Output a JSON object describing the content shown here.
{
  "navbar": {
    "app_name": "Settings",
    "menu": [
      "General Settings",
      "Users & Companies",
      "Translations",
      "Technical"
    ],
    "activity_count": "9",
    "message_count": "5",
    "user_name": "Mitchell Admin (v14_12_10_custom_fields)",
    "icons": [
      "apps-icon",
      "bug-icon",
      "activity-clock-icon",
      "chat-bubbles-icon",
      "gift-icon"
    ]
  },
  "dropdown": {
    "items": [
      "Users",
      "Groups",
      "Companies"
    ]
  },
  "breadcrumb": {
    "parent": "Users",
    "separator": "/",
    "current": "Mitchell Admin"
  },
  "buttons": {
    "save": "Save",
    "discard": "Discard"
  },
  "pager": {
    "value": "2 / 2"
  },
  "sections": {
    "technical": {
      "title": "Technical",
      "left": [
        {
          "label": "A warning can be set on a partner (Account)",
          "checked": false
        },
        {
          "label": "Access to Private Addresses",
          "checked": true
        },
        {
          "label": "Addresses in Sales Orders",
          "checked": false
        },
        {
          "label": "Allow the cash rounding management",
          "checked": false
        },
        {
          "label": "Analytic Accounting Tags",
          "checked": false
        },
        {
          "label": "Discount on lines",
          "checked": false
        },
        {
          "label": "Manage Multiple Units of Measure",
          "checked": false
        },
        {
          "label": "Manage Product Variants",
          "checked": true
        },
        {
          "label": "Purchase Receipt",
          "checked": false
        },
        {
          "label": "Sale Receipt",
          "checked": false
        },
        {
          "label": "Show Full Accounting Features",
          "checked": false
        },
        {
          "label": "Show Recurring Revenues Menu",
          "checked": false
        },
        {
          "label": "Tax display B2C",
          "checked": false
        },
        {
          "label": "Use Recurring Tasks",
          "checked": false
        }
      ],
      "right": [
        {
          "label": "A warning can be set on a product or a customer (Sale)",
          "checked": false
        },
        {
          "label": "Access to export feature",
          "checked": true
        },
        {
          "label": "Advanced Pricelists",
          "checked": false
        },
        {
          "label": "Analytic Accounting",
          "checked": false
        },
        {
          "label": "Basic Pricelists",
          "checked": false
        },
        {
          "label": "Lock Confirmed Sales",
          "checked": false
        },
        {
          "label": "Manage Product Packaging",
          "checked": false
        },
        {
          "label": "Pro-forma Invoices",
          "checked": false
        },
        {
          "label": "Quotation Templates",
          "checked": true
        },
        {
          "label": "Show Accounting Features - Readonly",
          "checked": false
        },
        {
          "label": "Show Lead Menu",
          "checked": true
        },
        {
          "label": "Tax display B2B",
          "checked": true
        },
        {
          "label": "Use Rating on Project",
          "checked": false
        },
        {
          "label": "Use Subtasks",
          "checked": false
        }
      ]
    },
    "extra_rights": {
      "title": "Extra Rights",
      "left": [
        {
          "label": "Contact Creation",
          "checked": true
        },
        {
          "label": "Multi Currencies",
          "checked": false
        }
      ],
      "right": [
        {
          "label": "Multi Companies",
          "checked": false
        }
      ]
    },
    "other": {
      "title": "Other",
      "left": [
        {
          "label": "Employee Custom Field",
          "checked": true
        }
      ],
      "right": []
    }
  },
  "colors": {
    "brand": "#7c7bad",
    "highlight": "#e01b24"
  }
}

= Exercise objective =
From the listing above, extract all records word for word.

= Final result =
Output a JSON object describing the content shown here.
{
  "navbar": {
    "app_name": "Settings",
    "menu": [
      "General Settings",
      "Users & Companies",
      "Translations",
      "Technical"
    ],
    "activity_count": "9",
    "message_count": "5",
    "user_name": "Mitchell Admin (v14_12_10_custom_fields)",
    "icons": [
      "apps-icon",
      "bug-icon",
      "activity-clock-icon",
      "chat-bubbles-icon",
      "gift-icon"
    ]
  },
  "dropdown": {
    "items": [
      "Users",
      "Groups",
      "Companies"
    ]
  },
  "breadcrumb": {
    "parent": "Users",
    "separator": "/",
    "current": "Mitchell Admin"
  },
  "buttons": {
    "save": "Save",
    "discard": "Discard"
  },
  "pager": {
    "value": "2 / 2"
  },
  "sections": {
    "technical": {
      "title": "Technical",
      "left": [
        {
          "label": "A warning can be set on a partner (Account)",
          "checked": false
        },
        {
          "label": "Access to Private Addresses",
          "checked": true
        },
        {
          "label": "Addresses in Sales Orders",
          "checked": false
        },
        {
          "label": "Allow the cash rounding management",
          "checked": false
        },
        {
          "label": "Analytic Accounting Tags",
          "checked": false
        },
        {
          "label": "Discount on lines",
          "checked": false
        },
        {
          "label": "Manage Multiple Units of Measure",
          "checked": false
        },
        {
          "label": "Manage Product Variants",
          "checked": true
        },
        {
          "label": "Purchase Receipt",
          "checked": false
        },
        {
          "label": "Sale Receipt",
          "checked": false
        },
        {
          "label": "Show Full Accounting Features",
          "checked": false
        },
        {
          "label": "Show Recurring Revenues Menu",
          "checked": false
        },
        {
          "label": "Tax display B2C",
          "checked": false
        },
        {
          "label": "Use Recurring Tasks",
          "checked": false
        }
      ],
      "right": [
        {
          "label": "A warning can be set on a product or a customer (Sale)",
          "checked": false
        },
        {
          "label": "Access to export feature",
          "checked": true
        },
        {
          "label": "Advanced Pricelists",
          "checked": false
        },
        {
          "label": "Analytic Accounting",
          "checked": false
        },
        {
          "label": "Basic Pricelists",
          "checked": false
        },
        {
          "label": "Lock Confirmed Sales",
          "checked": false
        },
        {
          "label": "Manage Product Packaging",
          "checked": false
        },
        {
          "label": "Pro-forma Invoices",
          "checked": false
        },
        {
          "label": "Quotation Templates",
          "checked": true
        },
        {
          "label": "Show Accounting Features - Readonly",
          "checked": false
        },
        {
          "label": "Show Lead Menu",
          "checked": true
        },
        {
          "label": "Tax display B2B",
          "checked": true
        },
        {
          "label": "Use Rating on Project",
          "checked": false
        },
        {
          "label": "Use Subtasks",
          "checked": false
        }
      ]
    },
    "extra_rights": {
      "title": "Extra Rights",
      "left": [
        {
          "label": "Contact Creation",
          "checked": true
        },
        {
          "label": "Multi Currencies",
          "checked": false
        }
      ],
      "right": [
        {
          "label": "Multi Companies",
          "checked": false
        }
      ]
    },
    "other": {
      "title": "Other",
      "left": [
        {
          "label": "Employee Custom Field",
          "checked": true
        }
      ],
      "right": []
    }
  },
  "colors": {
    "brand": "#7c7bad",
    "highlight": "#e01b24"
  }
}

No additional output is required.